## START ENTRIES

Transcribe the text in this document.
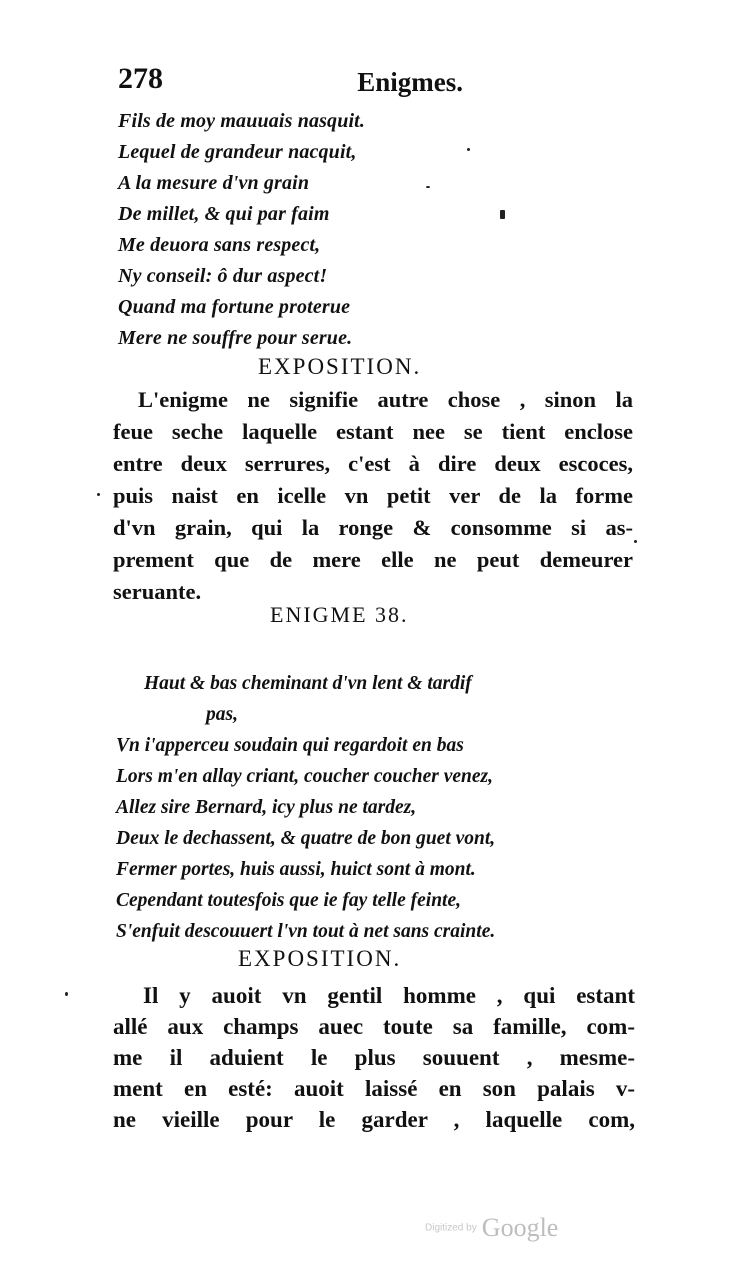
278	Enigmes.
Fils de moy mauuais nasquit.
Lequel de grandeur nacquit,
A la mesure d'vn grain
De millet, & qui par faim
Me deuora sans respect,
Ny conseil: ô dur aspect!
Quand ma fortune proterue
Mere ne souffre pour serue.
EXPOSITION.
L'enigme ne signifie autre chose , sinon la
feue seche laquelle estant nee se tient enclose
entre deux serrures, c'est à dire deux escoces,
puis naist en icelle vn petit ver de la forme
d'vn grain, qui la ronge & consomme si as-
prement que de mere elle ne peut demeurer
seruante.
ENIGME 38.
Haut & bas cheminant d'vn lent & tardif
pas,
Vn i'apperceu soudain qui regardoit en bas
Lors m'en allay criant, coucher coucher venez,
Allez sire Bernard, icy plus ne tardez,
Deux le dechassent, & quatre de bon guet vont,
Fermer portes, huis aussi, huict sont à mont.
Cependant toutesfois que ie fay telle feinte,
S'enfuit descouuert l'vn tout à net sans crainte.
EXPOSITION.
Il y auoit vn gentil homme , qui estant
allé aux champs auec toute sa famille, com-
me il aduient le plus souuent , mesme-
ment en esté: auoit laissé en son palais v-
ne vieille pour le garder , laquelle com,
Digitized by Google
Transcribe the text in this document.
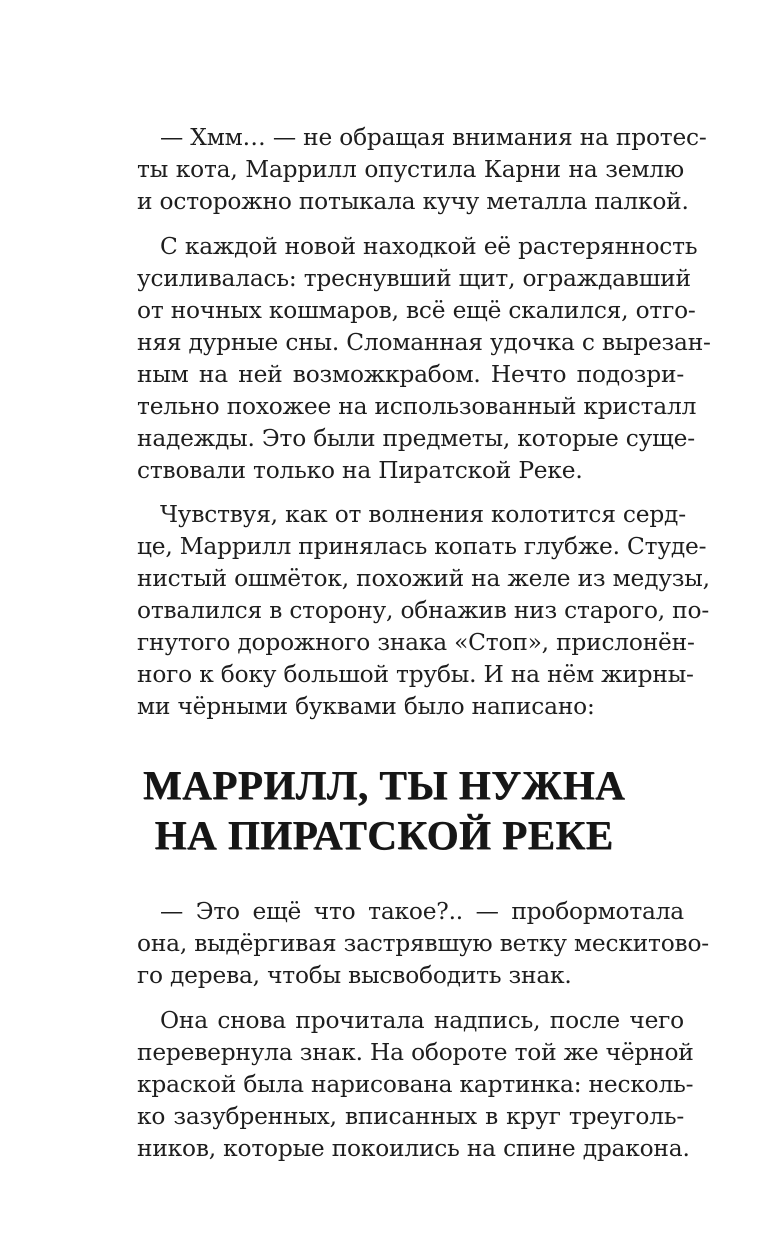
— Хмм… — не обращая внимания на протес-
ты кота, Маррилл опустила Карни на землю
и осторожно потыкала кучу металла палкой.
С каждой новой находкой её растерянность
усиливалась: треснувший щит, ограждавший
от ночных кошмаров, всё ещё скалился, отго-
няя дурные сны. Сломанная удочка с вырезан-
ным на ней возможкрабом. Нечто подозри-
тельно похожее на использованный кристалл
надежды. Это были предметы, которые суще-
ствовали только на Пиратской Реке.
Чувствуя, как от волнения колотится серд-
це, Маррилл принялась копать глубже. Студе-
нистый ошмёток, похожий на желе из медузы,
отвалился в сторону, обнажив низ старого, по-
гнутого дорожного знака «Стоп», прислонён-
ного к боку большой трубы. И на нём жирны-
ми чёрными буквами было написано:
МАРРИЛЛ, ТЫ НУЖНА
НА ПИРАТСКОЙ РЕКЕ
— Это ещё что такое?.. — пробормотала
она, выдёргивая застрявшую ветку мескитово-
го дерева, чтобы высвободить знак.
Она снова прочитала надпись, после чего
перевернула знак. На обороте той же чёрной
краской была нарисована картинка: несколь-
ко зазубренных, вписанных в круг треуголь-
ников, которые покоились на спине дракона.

## END ENTRIES
## START ENTRIES

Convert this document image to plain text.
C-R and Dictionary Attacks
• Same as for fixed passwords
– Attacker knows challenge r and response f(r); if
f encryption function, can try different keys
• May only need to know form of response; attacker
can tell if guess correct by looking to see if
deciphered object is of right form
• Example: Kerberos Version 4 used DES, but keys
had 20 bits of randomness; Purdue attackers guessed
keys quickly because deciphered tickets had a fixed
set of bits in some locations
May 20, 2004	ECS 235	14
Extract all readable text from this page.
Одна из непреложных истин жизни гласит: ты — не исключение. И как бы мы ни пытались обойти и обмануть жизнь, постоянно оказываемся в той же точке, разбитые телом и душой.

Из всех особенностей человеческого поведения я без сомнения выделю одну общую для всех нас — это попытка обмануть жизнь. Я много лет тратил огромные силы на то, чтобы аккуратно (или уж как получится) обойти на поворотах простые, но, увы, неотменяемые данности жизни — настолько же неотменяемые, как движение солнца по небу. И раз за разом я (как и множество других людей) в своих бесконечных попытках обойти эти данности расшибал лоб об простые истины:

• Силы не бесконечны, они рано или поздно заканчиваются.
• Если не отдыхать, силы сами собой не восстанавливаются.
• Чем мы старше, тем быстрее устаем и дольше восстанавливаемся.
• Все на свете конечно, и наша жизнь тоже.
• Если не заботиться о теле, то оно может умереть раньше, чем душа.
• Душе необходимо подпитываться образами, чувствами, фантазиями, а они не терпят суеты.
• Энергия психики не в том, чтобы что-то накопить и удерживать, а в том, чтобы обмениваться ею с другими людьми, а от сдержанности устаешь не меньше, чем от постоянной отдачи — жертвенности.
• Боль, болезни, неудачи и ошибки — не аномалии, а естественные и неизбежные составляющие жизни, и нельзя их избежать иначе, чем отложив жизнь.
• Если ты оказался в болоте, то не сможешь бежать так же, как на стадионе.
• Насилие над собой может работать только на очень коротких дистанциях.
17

## END ENTRIES

WHAT YOU SHOULD DO — Pull out all lines in the data above that include "Если".

OUTPUT OF THE EXERCISE —
• Если не отдыхать, силы сами собой не восстанавливаются.
• Если не заботиться о теле, то оно может умереть раньше, чем душа.
• Если ты оказался в болоте, то не сможешь бежать так же, как на стадионе.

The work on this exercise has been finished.